What to do: All lines below must be repeated exactly, with the pictures omitted.

Available records:
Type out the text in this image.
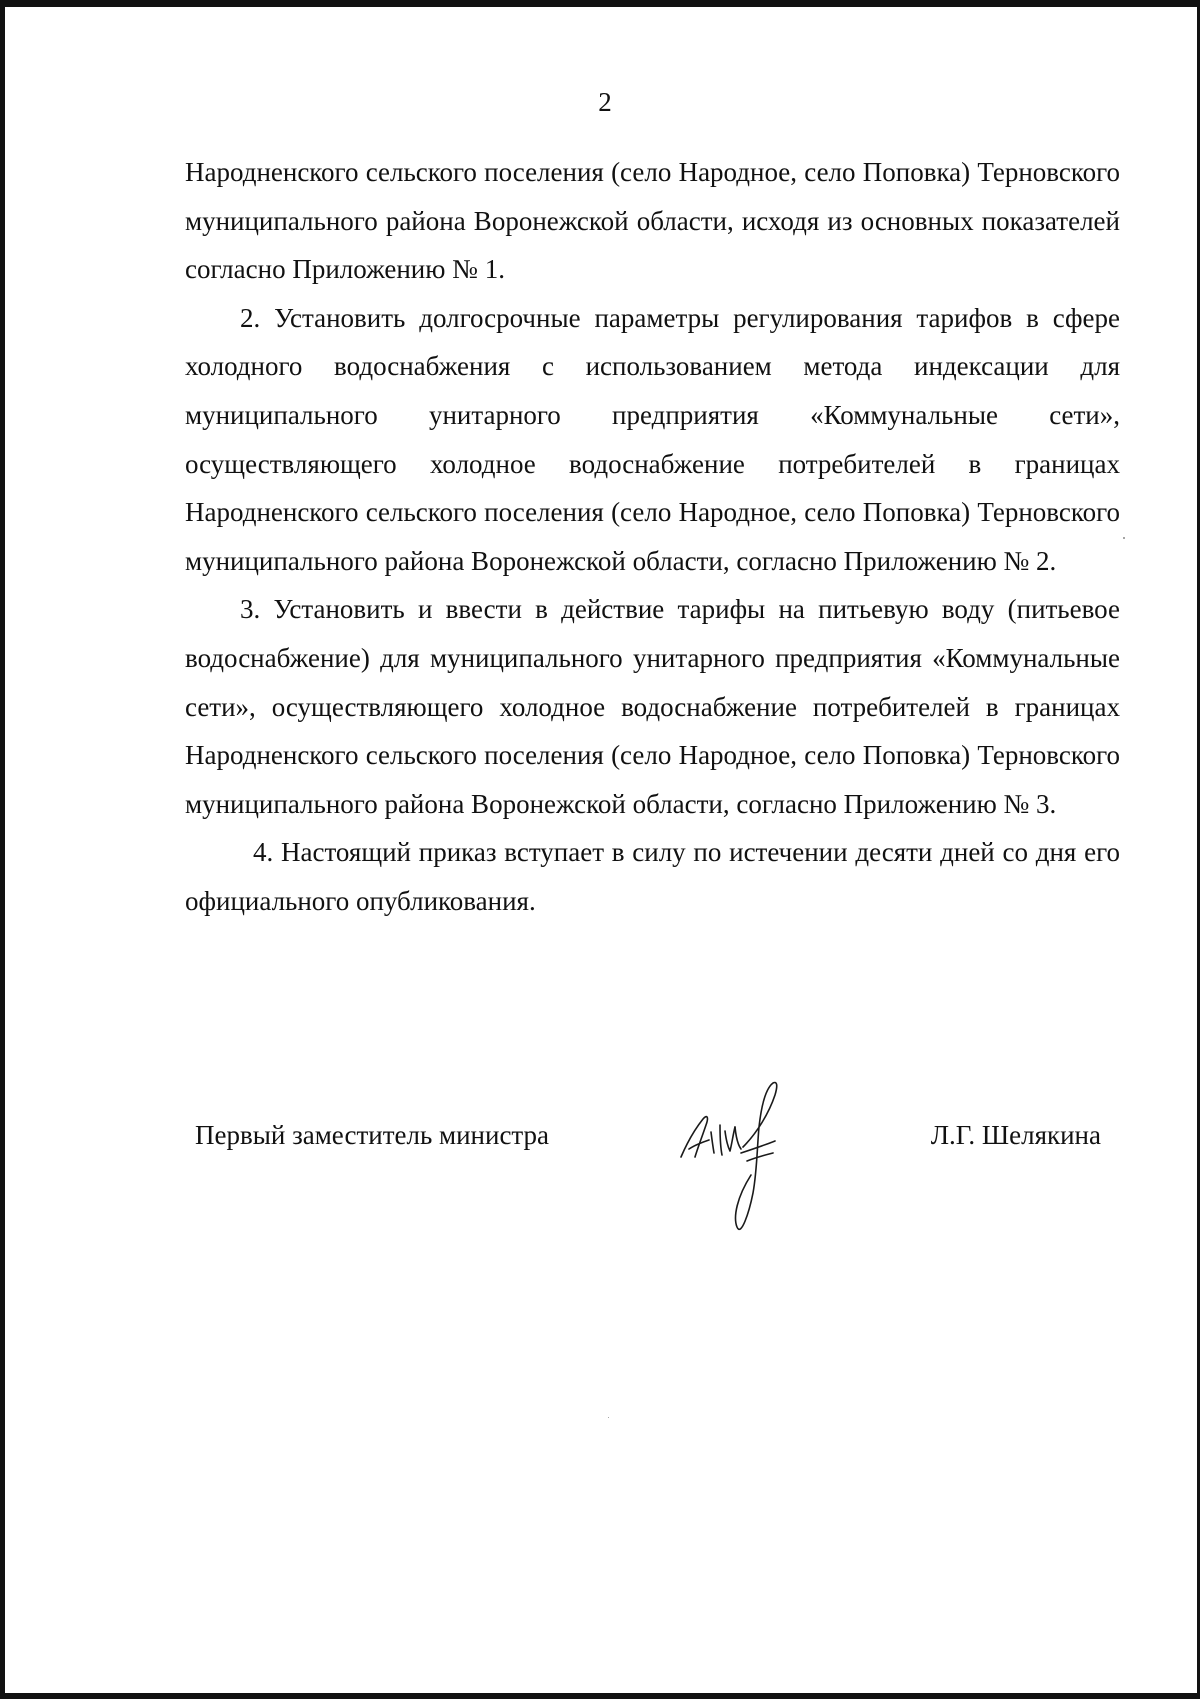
2

Народненского сельского поселения (село Народное, село Поповка) Терновского муниципального района Воронежской области, исходя из основных показателей согласно Приложению № 1.

2. Установить долгосрочные параметры регулирования тарифов в сфере холодного водоснабжения с использованием метода индексации для муниципального унитарного предприятия «Коммунальные сети», осуществляющего холодное водоснабжение потребителей в границах Народненского сельского поселения (село Народное, село Поповка) Терновского муниципального района Воронежской области, согласно Приложению № 2.

3. Установить и ввести в действие тарифы на питьевую воду (питьевое водоснабжение) для муниципального унитарного предприятия «Коммунальные сети», осуществляющего холодное водоснабжение потребителей в границах Народненского сельского поселения (село Народное, село Поповка) Терновского муниципального района Воронежской области, согласно Приложению № 3.

4. Настоящий приказ вступает в силу по истечении десяти дней со дня его официального опубликования.

Первый заместитель министра	Л.Г. Шелякина
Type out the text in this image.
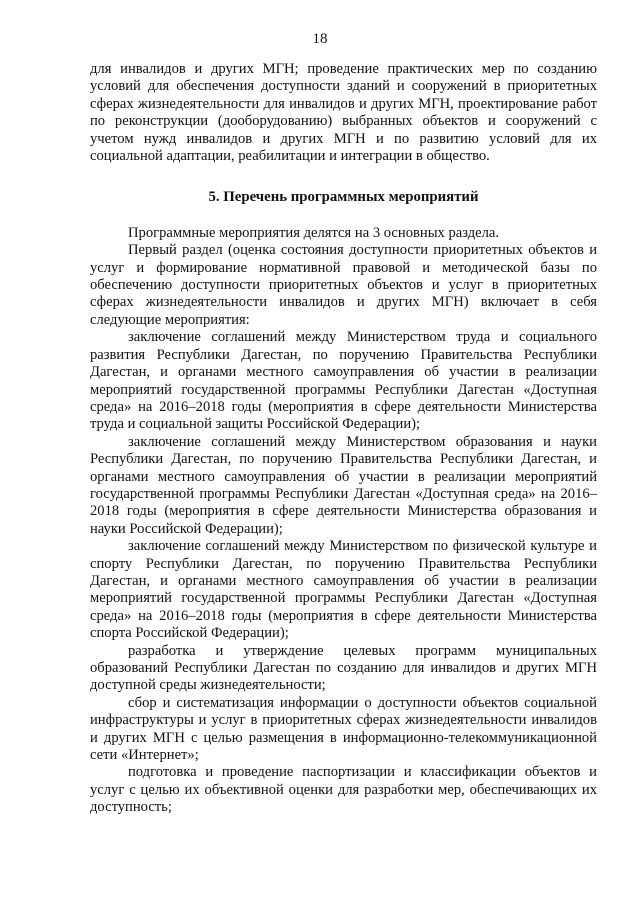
18

для инвалидов и других МГН; проведение практических мер по созданию условий для обеспечения доступности зданий и сооружений в приоритетных сферах жизнедеятельности для инвалидов и других МГН, проектирование работ по реконструкции (дооборудованию) выбранных объектов и сооружений с учетом нужд инвалидов и других МГН и по развитию условий для их социальной адаптации, реабилитации и интеграции в общество.

5. Перечень программных мероприятий

Программные мероприятия делятся на 3 основных раздела.

Первый раздел (оценка состояния доступности приоритетных объектов и услуг и формирование нормативной правовой и методической базы по обеспечению доступности приоритетных объектов и услуг в приоритетных сферах жизнедеятельности инвалидов и других МГН) включает в себя следующие мероприятия:

заключение соглашений между Министерством труда и социального развития Республики Дагестан, по поручению Правительства Республики Дагестан, и органами местного самоуправления об участии в реализации мероприятий государственной программы Республики Дагестан «Доступная среда» на 2016–2018 годы (мероприятия в сфере деятельности Министерства труда и социальной защиты Российской Федерации);

заключение соглашений между Министерством образования и науки Республики Дагестан, по поручению Правительства Республики Дагестан, и органами местного самоуправления об участии в реализации мероприятий государственной программы Республики Дагестан «Доступная среда» на 2016–2018 годы (мероприятия в сфере деятельности Министерства образования и науки Российской Федерации);

заключение соглашений между Министерством по физической культуре и спорту Республики Дагестан, по поручению Правительства Республики Дагестан, и органами местного самоуправления об участии в реализации мероприятий государственной программы Республики Дагестан «Доступная среда» на 2016–2018 годы (мероприятия в сфере деятельности Министерства спорта Российской Федерации);

разработка и утверждение целевых программ муниципальных образований Республики Дагестан по созданию для инвалидов и других МГН доступной среды жизнедеятельности;

сбор и систематизация информации о доступности объектов социальной инфраструктуры и услуг в приоритетных сферах жизнедеятельности инвалидов и других МГН с целью размещения в информационно-телекоммуникационной сети «Интернет»;

подготовка и проведение паспортизации и классификации объектов и услуг с целью их объективной оценки для разработки мер, обеспечивающих их доступность;
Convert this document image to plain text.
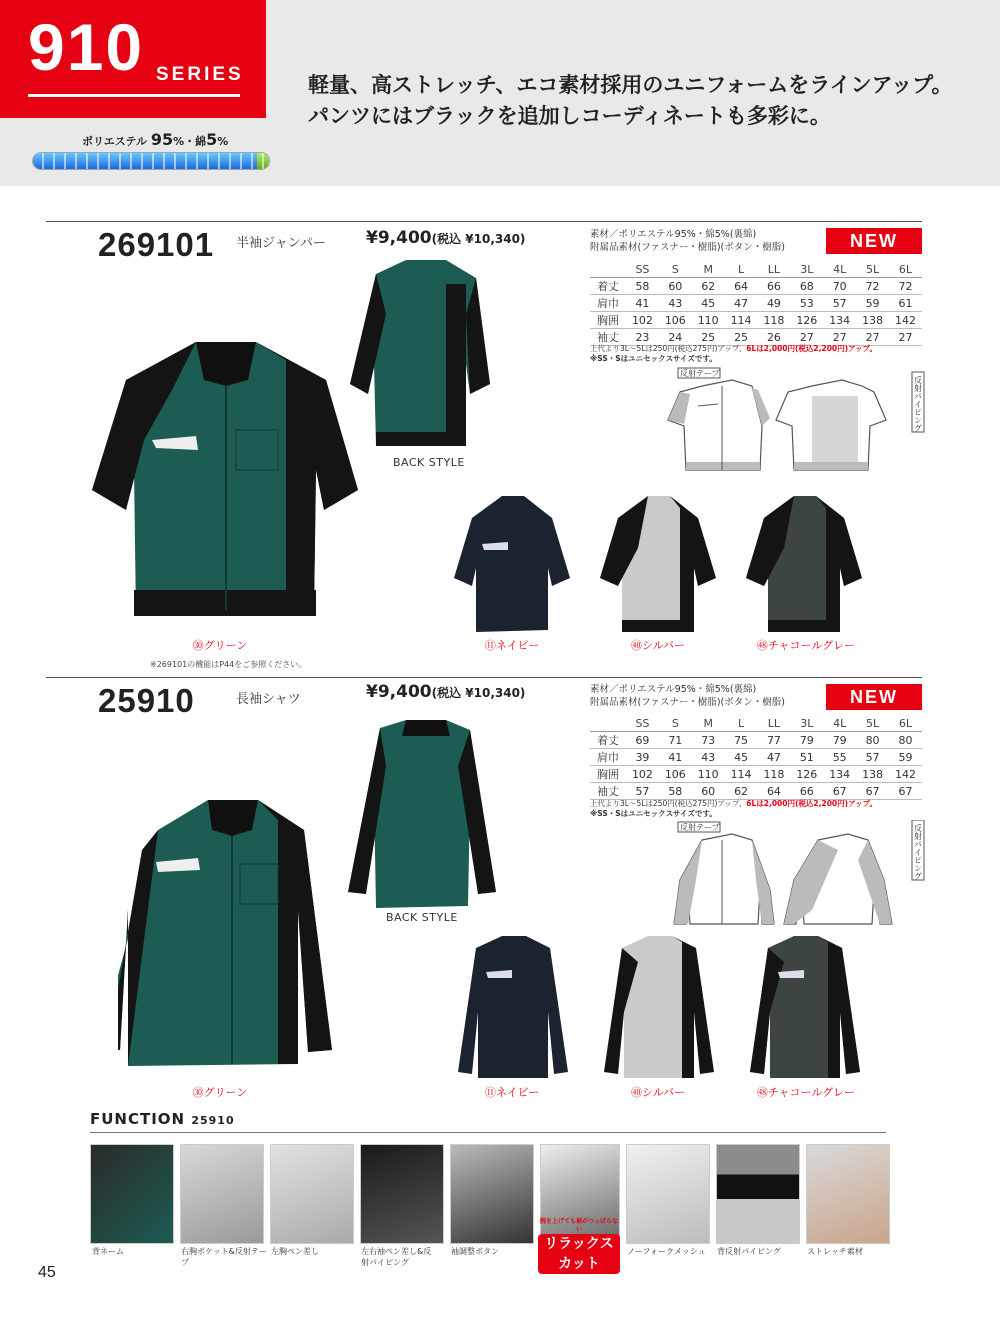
910 SERIES	軽量、高ストレッチ、エコ素材採用のユニフォームをラインアップ。
パンツにはブラックを追加しコーディネートも多彩に。
ポリエステル 95%・綿5%
269101 半袖ジャンパー ¥9,400(税込 ¥10,340)	素材／ポリエステル95%・綿5%(裏綿)
附属品素材(ファスナー・樹脂)(ボタン・樹脂)	NEW
	SS	S	M	L	LL	3L	4L	5L	6L
着丈	58	60	62	64	66	68	70	72	72
肩巾	41	43	45	47	49	53	57	59	61
胸囲	102	106	110	114	118	126	134	138	142
袖丈	23	24	25	25	26	27	27	27	27
上代より3L〜5Lは250円(税込275円)アップ、6Lは2,000円(税込2,200円)アップ。
※SS・Sはユニセックスサイズです。
反射パイピング
反射テープ
BACK STYLE
㉚グリーン	⑪ネイビー	㊵シルバー	㊽チャコールグレー
※269101の機能はP44をご参照ください。
25910	長袖シャツ	¥9,400(税込 ¥10,340)	素材／ポリエステル95%・綿5%(裏綿)
附属品素材(ファスナー・樹脂)(ボタン・樹脂)	NEW
	SS	S	M	L	LL	3L	4L	5L	6L
着丈	69	71	73	75	77	79	79	80	80
肩巾	39	41	43	45	47	51	55	57	59
胸囲	102	106	110	114	118	126	134	138	142
袖丈	57	58	60	62	64	66	67	67	67
上代より3L〜5Lは250円(税込275円)アップ、6Lは2,000円(税込2,200円)アップ。
※SS・Sはユニセックスサイズです。
反射パイピング
反射テープ
BACK STYLE
㉚グリーン	⑪ネイビー	㊵シルバー	㊽チャコールグレー
FUNCTION 25910
腕を上げても裾がつっぱらない
リラックスカット
背ネーム	右胸ポケット&反射テープ
左胸ペン差し	左右袖ペン差し&反射パイピング
袖調整ボタン	ノーフォークメッシュ	背反射パイピング	ストレッチ素材
45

Final result:
Type out the text in this image.
2

Народненского сельского поселения (село Народное, село Поповка) Терновского муниципального района Воронежской области, исходя из основных показателей согласно Приложению № 1.

2. Установить долгосрочные параметры регулирования тарифов в сфере холодного водоснабжения с использованием метода индексации для муниципального унитарного предприятия «Коммунальные сети», осуществляющего холодное водоснабжение потребителей в границах Народненского сельского поселения (село Народное, село Поповка) Терновского муниципального района Воронежской области, согласно Приложению № 2.

3. Установить и ввести в действие тарифы на питьевую воду (питьевое водоснабжение) для муниципального унитарного предприятия «Коммунальные сети», осуществляющего холодное водоснабжение потребителей в границах Народненского сельского поселения (село Народное, село Поповка) Терновского муниципального района Воронежской области, согласно Приложению № 3.

4. Настоящий приказ вступает в силу по истечении десяти дней со дня его официального опубликования.

Первый заместитель министра	Л.Г. Шелякина
Type out the text in this image.
18

для инвалидов и других МГН; проведение практических мер по созданию условий для обеспечения доступности зданий и сооружений в приоритетных сферах жизнедеятельности для инвалидов и других МГН, проектирование работ по реконструкции (дооборудованию) выбранных объектов и сооружений с учетом нужд инвалидов и других МГН и по развитию условий для их социальной адаптации, реабилитации и интеграции в общество.

5. Перечень программных мероприятий

Программные мероприятия делятся на 3 основных раздела.

Первый раздел (оценка состояния доступности приоритетных объектов и услуг и формирование нормативной правовой и методической базы по обеспечению доступности приоритетных объектов и услуг в приоритетных сферах жизнедеятельности инвалидов и других МГН) включает в себя следующие мероприятия:

заключение соглашений между Министерством труда и социального развития Республики Дагестан, по поручению Правительства Республики Дагестан, и органами местного самоуправления об участии в реализации мероприятий государственной программы Республики Дагестан «Доступная среда» на 2016–2018 годы (мероприятия в сфере деятельности Министерства труда и социальной защиты Российской Федерации);

заключение соглашений между Министерством образования и науки Республики Дагестан, по поручению Правительства Республики Дагестан, и органами местного самоуправления об участии в реализации мероприятий государственной программы Республики Дагестан «Доступная среда» на 2016–2018 годы (мероприятия в сфере деятельности Министерства образования и науки Российской Федерации);

заключение соглашений между Министерством по физической культуре и спорту Республики Дагестан, по поручению Правительства Республики Дагестан, и органами местного самоуправления об участии в реализации мероприятий государственной программы Республики Дагестан «Доступная среда» на 2016–2018 годы (мероприятия в сфере деятельности Министерства спорта Российской Федерации);

разработка и утверждение целевых программ муниципальных образований Республики Дагестан по созданию для инвалидов и других МГН доступной среды жизнедеятельности;

сбор и систематизация информации о доступности объектов социальной инфраструктуры и услуг в приоритетных сферах жизнедеятельности инвалидов и других МГН с целью размещения в информационно-телекоммуникационной сети «Интернет»;

подготовка и проведение паспортизации и классификации объектов и услуг с целью их объективной оценки для разработки мер, обеспечивающих их доступность;
Convert this document image to plain text.
910 SERIES	軽量、高ストレッチ、エコ素材採用のユニフォームをラインアップ。
パンツにはブラックを追加しコーディネートも多彩に。
ポリエステル 95%・綿5%
269101 半袖ジャンパー ¥9,400(税込 ¥10,340)	素材／ポリエステル95%・綿5%(裏綿)
附属品素材(ファスナー・樹脂)(ボタン・樹脂)	NEW
	SS	S	M	L	LL	3L	4L	5L	6L
着丈	58	60	62	64	66	68	70	72	72
肩巾	41	43	45	47	49	53	57	59	61
胸囲	102	106	110	114	118	126	134	138	142
袖丈	23	24	25	25	26	27	27	27	27
上代より3L〜5Lは250円(税込275円)アップ、6Lは2,000円(税込2,200円)アップ。
※SS・Sはユニセックスサイズです。
反射パイピング
反射テープ
BACK STYLE
㉚グリーン	⑪ネイビー	㊵シルバー	㊽チャコールグレー
※269101の機能はP44をご参照ください。
25910	長袖シャツ	¥9,400(税込 ¥10,340)	素材／ポリエステル95%・綿5%(裏綿)
附属品素材(ファスナー・樹脂)(ボタン・樹脂)	NEW
	SS	S	M	L	LL	3L	4L	5L	6L
着丈	69	71	73	75	77	79	79	80	80
肩巾	39	41	43	45	47	51	55	57	59
胸囲	102	106	110	114	118	126	134	138	142
袖丈	57	58	60	62	64	66	67	67	67
上代より3L〜5Lは250円(税込275円)アップ、6Lは2,000円(税込2,200円)アップ。
※SS・Sはユニセックスサイズです。
反射パイピング
反射テープ
BACK STYLE
㉚グリーン	⑪ネイビー	㊵シルバー	㊽チャコールグレー
FUNCTION 25910
腕を上げても裾がつっぱらない
リラックスカット
背ネーム	右胸ポケット&反射テープ
左胸ペン差し	左右袖ペン差し&反射パイピング
袖調整ボタン	ノーフォークメッシュ	背反射パイピング	ストレッチ素材
45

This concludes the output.